***** Input
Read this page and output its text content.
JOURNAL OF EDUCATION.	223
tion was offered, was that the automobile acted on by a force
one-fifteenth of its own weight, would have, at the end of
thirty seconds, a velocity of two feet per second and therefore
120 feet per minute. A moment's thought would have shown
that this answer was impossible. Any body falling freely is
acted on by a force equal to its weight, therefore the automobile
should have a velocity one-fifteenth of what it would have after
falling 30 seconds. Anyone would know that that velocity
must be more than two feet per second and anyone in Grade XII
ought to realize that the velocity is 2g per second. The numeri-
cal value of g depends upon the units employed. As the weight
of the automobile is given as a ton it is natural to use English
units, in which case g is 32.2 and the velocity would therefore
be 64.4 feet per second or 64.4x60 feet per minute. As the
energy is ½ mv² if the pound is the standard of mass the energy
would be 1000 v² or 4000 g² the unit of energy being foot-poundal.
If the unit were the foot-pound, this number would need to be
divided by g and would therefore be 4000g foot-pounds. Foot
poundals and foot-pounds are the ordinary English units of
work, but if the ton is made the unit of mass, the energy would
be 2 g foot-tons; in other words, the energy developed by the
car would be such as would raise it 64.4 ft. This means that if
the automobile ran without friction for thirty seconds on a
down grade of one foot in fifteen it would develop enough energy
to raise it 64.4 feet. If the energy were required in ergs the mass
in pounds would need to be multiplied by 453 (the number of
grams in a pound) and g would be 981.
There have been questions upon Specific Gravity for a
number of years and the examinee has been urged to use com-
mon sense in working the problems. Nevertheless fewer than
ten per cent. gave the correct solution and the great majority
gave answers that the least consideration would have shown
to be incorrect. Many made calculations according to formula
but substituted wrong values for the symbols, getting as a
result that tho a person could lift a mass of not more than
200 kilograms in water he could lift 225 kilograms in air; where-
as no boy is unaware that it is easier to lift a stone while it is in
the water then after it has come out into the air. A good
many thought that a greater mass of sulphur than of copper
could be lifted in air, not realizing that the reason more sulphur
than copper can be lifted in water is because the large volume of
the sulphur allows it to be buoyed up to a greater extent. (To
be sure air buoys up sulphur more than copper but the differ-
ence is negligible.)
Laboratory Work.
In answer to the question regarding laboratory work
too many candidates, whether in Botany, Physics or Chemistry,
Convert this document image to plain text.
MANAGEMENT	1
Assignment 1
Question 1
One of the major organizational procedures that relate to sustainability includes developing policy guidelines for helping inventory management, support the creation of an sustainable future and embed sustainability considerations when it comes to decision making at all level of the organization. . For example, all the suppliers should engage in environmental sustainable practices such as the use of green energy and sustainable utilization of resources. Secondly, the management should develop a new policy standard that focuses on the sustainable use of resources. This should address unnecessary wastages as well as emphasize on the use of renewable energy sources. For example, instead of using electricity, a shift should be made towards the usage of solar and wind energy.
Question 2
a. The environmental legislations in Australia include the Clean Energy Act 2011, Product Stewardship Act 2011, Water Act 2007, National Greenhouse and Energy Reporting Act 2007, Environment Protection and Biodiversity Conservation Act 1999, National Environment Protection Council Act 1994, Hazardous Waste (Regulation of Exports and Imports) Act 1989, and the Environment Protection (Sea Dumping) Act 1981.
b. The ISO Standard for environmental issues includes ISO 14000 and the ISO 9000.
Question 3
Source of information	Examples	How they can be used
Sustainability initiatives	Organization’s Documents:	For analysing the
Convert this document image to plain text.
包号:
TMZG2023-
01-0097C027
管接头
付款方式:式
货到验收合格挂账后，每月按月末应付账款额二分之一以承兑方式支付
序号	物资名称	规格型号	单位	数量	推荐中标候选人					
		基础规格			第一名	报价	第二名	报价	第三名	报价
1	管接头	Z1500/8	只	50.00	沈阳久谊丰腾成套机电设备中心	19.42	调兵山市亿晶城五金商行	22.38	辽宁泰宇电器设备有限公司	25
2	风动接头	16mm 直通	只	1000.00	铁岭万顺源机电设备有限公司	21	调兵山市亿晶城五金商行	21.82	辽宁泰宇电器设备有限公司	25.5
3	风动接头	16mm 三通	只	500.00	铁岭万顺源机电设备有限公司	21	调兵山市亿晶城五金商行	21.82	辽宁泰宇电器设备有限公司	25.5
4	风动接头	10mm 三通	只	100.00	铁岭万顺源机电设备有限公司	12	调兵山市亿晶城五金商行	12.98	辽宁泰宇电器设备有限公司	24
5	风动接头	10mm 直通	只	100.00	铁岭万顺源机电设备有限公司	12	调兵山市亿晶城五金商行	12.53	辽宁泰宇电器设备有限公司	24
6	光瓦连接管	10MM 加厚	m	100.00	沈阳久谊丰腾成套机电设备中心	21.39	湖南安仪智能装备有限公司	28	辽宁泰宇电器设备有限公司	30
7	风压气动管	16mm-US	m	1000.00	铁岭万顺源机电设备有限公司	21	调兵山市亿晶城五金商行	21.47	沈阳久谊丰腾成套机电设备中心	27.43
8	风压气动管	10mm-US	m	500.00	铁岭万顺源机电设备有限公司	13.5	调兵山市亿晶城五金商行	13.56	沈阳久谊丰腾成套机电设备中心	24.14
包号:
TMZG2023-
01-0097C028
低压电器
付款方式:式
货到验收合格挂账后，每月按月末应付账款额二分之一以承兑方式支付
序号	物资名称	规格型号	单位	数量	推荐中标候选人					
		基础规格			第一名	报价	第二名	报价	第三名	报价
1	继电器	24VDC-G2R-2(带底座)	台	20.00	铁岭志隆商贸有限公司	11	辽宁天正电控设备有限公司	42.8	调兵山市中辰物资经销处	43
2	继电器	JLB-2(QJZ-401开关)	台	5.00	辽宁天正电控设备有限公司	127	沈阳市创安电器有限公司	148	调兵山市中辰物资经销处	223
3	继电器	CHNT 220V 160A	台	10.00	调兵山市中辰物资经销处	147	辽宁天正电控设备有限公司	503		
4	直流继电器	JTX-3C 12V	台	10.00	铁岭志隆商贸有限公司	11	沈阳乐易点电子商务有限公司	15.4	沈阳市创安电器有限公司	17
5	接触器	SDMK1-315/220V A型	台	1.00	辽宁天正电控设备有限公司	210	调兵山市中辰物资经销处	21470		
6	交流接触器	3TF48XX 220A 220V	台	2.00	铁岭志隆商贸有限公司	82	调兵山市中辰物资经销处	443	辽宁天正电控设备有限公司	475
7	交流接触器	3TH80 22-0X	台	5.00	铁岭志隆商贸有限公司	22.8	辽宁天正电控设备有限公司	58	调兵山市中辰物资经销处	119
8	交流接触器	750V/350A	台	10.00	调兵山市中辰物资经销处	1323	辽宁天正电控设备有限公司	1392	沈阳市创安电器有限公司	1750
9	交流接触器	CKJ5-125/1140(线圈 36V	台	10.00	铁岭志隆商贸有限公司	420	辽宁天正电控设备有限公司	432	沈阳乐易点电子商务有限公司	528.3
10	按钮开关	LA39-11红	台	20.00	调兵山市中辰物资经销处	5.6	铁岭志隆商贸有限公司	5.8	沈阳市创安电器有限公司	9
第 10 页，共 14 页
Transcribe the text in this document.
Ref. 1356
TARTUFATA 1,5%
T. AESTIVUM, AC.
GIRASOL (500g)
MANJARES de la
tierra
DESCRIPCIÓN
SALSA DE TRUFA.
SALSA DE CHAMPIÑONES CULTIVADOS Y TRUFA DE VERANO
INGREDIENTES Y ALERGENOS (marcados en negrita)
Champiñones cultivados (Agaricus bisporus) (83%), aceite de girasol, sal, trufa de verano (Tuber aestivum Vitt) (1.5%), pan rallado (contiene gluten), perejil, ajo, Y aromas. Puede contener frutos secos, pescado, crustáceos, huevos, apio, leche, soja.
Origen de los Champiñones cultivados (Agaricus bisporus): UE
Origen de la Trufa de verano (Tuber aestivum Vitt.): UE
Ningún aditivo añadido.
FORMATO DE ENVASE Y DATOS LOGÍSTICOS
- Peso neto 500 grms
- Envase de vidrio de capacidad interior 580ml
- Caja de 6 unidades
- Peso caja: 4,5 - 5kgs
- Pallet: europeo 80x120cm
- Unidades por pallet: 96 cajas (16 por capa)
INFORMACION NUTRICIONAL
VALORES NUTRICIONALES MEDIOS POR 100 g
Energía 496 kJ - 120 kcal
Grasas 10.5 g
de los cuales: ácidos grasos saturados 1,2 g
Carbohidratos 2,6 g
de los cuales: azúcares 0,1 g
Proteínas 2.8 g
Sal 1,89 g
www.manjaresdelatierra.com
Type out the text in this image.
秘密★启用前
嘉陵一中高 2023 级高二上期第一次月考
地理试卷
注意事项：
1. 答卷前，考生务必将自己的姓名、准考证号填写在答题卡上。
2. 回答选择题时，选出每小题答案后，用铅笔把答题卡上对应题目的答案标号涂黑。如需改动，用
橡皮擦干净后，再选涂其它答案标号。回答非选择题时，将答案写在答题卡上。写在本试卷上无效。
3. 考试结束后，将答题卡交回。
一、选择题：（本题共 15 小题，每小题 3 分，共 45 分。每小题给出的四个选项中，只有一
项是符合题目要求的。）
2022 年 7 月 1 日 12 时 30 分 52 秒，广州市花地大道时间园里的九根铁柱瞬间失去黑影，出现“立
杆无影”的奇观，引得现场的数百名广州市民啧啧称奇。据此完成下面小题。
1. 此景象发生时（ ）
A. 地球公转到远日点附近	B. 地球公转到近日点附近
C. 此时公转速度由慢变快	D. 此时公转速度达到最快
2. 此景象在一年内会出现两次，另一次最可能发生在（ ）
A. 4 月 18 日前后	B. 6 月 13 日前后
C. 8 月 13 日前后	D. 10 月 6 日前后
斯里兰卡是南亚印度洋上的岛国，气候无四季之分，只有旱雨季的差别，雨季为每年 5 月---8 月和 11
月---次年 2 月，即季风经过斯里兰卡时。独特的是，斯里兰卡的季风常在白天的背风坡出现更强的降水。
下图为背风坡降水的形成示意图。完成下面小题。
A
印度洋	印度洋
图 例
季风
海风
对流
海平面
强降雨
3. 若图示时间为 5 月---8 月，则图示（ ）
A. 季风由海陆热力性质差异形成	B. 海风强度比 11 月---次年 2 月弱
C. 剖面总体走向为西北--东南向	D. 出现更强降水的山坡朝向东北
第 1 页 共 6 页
**********
== Objective ==
Quote exactly the line containing "Type out the text in this image." and every later line through the end of the listing, and no other lines.

== Solution for this exercise ==
Type out the text in this image.
秘密★启用前
嘉陵一中高 2023 级高二上期第一次月考
地理试卷
注意事项：
1. 答卷前，考生务必将自己的姓名、准考证号填写在答题卡上。
2. 回答选择题时，选出每小题答案后，用铅笔把答题卡上对应题目的答案标号涂黑。如需改动，用
橡皮擦干净后，再选涂其它答案标号。回答非选择题时，将答案写在答题卡上。写在本试卷上无效。
3. 考试结束后，将答题卡交回。
一、选择题：（本题共 15 小题，每小题 3 分，共 45 分。每小题给出的四个选项中，只有一
项是符合题目要求的。）
2022 年 7 月 1 日 12 时 30 分 52 秒，广州市花地大道时间园里的九根铁柱瞬间失去黑影，出现“立
杆无影”的奇观，引得现场的数百名广州市民啧啧称奇。据此完成下面小题。
1. 此景象发生时（ ）
A. 地球公转到远日点附近	B. 地球公转到近日点附近
C. 此时公转速度由慢变快	D. 此时公转速度达到最快
2. 此景象在一年内会出现两次，另一次最可能发生在（ ）
A. 4 月 18 日前后	B. 6 月 13 日前后
C. 8 月 13 日前后	D. 10 月 6 日前后
斯里兰卡是南亚印度洋上的岛国，气候无四季之分，只有旱雨季的差别，雨季为每年 5 月---8 月和 11
月---次年 2 月，即季风经过斯里兰卡时。独特的是，斯里兰卡的季风常在白天的背风坡出现更强的降水。
下图为背风坡降水的形成示意图。完成下面小题。
A
印度洋	印度洋
图 例
季风
海风
对流
海平面
强降雨
3. 若图示时间为 5 月---8 月，则图示（ ）
A. 季风由海陆热力性质差异形成	B. 海风强度比 11 月---次年 2 月弱
C. 剖面总体走向为西北--东南向	D. 出现更强降水的山坡朝向东北
第 1 页 共 6 页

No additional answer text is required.